Task description: Give back each entry unchanged, minus pictures.
--- Start of Data listing ---
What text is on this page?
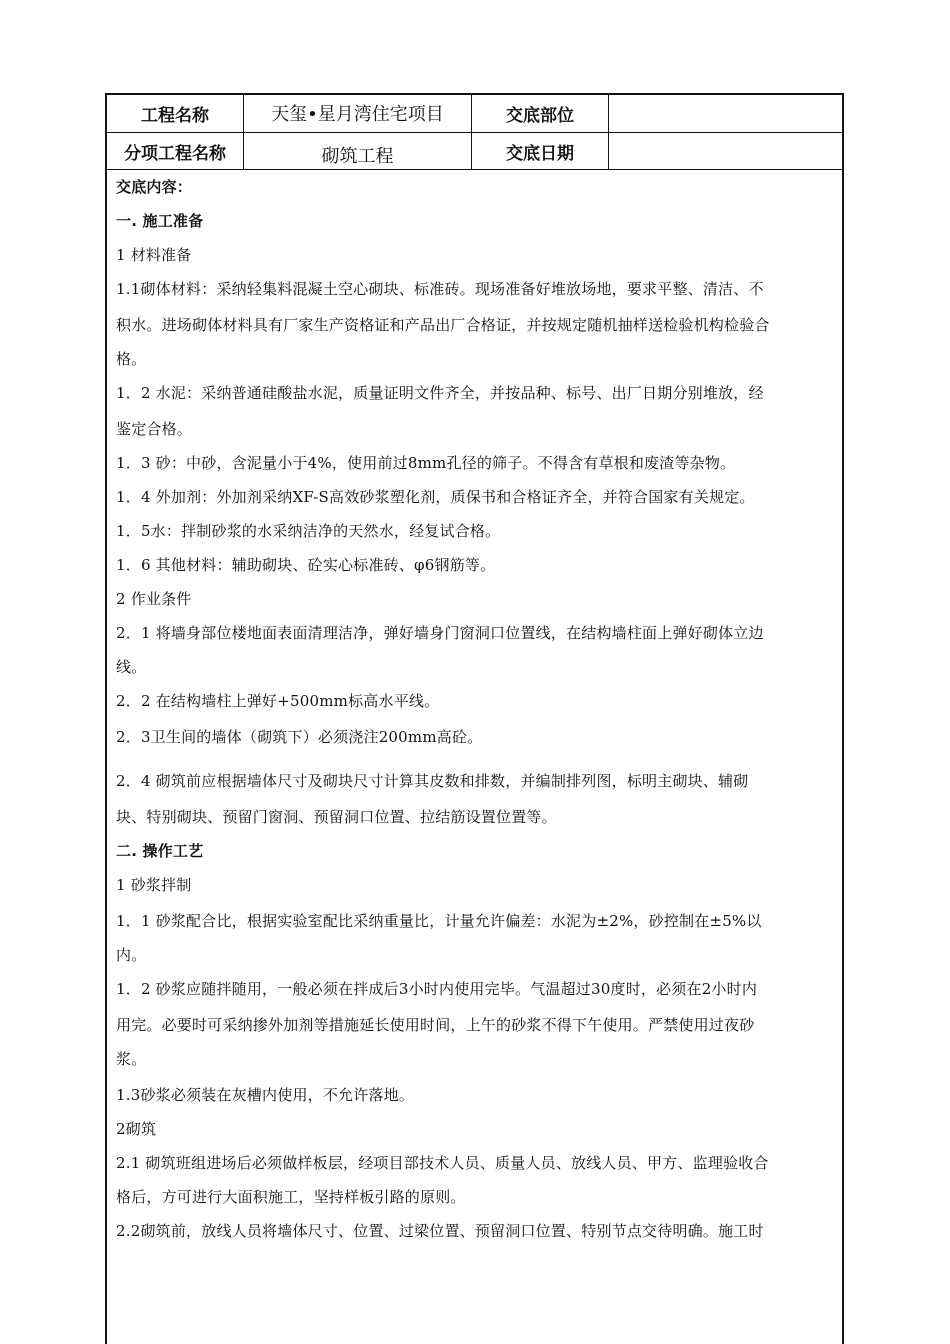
工程名称	天玺•星月湾住宅项目	交底部位
分项工程名称	砌筑工程	交底日期
交底内容：
一. 施工准备
1 材料准备
1.1砌体材料：采纳轻集料混凝土空心砌块、标准砖。现场准备好堆放场地，要求平整、清洁、不
积水。进场砌体材料具有厂家生产资格证和产品出厂合格证，并按规定随机抽样送检验机构检验合
格。
1．2 水泥：采纳普通硅酸盐水泥，质量证明文件齐全，并按品种、标号、出厂日期分别堆放，经
鉴定合格。
1．3 砂：中砂，含泥量小于4%，使用前过8mm孔径的筛子。不得含有草根和废渣等杂物。
1．4 外加剂：外加剂采纳XF-S高效砂浆塑化剂，质保书和合格证齐全，并符合国家有关规定。
1．5水：拌制砂浆的水采纳洁净的天然水，经复试合格。
1．6 其他材料：辅助砌块、砼实心标准砖、φ6钢筋等。
2 作业条件
2．1 将墙身部位楼地面表面清理洁净，弹好墙身门窗洞口位置线，在结构墙柱面上弹好砌体立边
线。
2．2 在结构墙柱上弹好+500mm标高水平线。
2．3卫生间的墙体（砌筑下）必须浇注200mm高砼。
2．4 砌筑前应根据墙体尺寸及砌块尺寸计算其皮数和排数，并编制排列图，标明主砌块、辅砌
块、特别砌块、预留门窗洞、预留洞口位置、拉结筋设置位置等。
二. 操作工艺
1 砂浆拌制
1．1 砂浆配合比，根据实验室配比采纳重量比，计量允许偏差：水泥为±2%，砂控制在±5%以
内。
1．2 砂浆应随拌随用，一般必须在拌成后3小时内使用完毕。气温超过30度时，必须在2小时内
用完。必要时可采纳掺外加剂等措施延长使用时间，上午的砂浆不得下午使用。严禁使用过夜砂
浆。
1.3砂浆必须装在灰槽内使用，不允许落地。
2砌筑
2.1 砌筑班组进场后必须做样板层，经项目部技术人员、质量人员、放线人员、甲方、监理验收合
格后，方可进行大面积施工，坚持样板引路的原则。
2.2砌筑前，放线人员将墙体尺寸、位置、过梁位置、预留洞口位置、特别节点交待明确。施工时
--- End of Data listing ---
Result of the task:
What text is on this page?
工程名称	天玺•星月湾住宅项目	交底部位
分项工程名称	砌筑工程	交底日期
交底内容：
一. 施工准备
1 材料准备
1.1砌体材料：采纳轻集料混凝土空心砌块、标准砖。现场准备好堆放场地，要求平整、清洁、不
积水。进场砌体材料具有厂家生产资格证和产品出厂合格证，并按规定随机抽样送检验机构检验合
格。
1．2 水泥：采纳普通硅酸盐水泥，质量证明文件齐全，并按品种、标号、出厂日期分别堆放，经
鉴定合格。
1．3 砂：中砂，含泥量小于4%，使用前过8mm孔径的筛子。不得含有草根和废渣等杂物。
1．4 外加剂：外加剂采纳XF-S高效砂浆塑化剂，质保书和合格证齐全，并符合国家有关规定。
1．5水：拌制砂浆的水采纳洁净的天然水，经复试合格。
1．6 其他材料：辅助砌块、砼实心标准砖、φ6钢筋等。
2 作业条件
2．1 将墙身部位楼地面表面清理洁净，弹好墙身门窗洞口位置线，在结构墙柱面上弹好砌体立边
线。
2．2 在结构墙柱上弹好+500mm标高水平线。
2．3卫生间的墙体（砌筑下）必须浇注200mm高砼。
2．4 砌筑前应根据墙体尺寸及砌块尺寸计算其皮数和排数，并编制排列图，标明主砌块、辅砌
块、特别砌块、预留门窗洞、预留洞口位置、拉结筋设置位置等。
二. 操作工艺
1 砂浆拌制
1．1 砂浆配合比，根据实验室配比采纳重量比，计量允许偏差：水泥为±2%，砂控制在±5%以
内。
1．2 砂浆应随拌随用，一般必须在拌成后3小时内使用完毕。气温超过30度时，必须在2小时内
用完。必要时可采纳掺外加剂等措施延长使用时间，上午的砂浆不得下午使用。严禁使用过夜砂
浆。
1.3砂浆必须装在灰槽内使用，不允许落地。
2砌筑
2.1 砌筑班组进场后必须做样板层，经项目部技术人员、质量人员、放线人员、甲方、监理验收合
格后，方可进行大面积施工，坚持样板引路的原则。
2.2砌筑前，放线人员将墙体尺寸、位置、过梁位置、预留洞口位置、特别节点交待明确。施工时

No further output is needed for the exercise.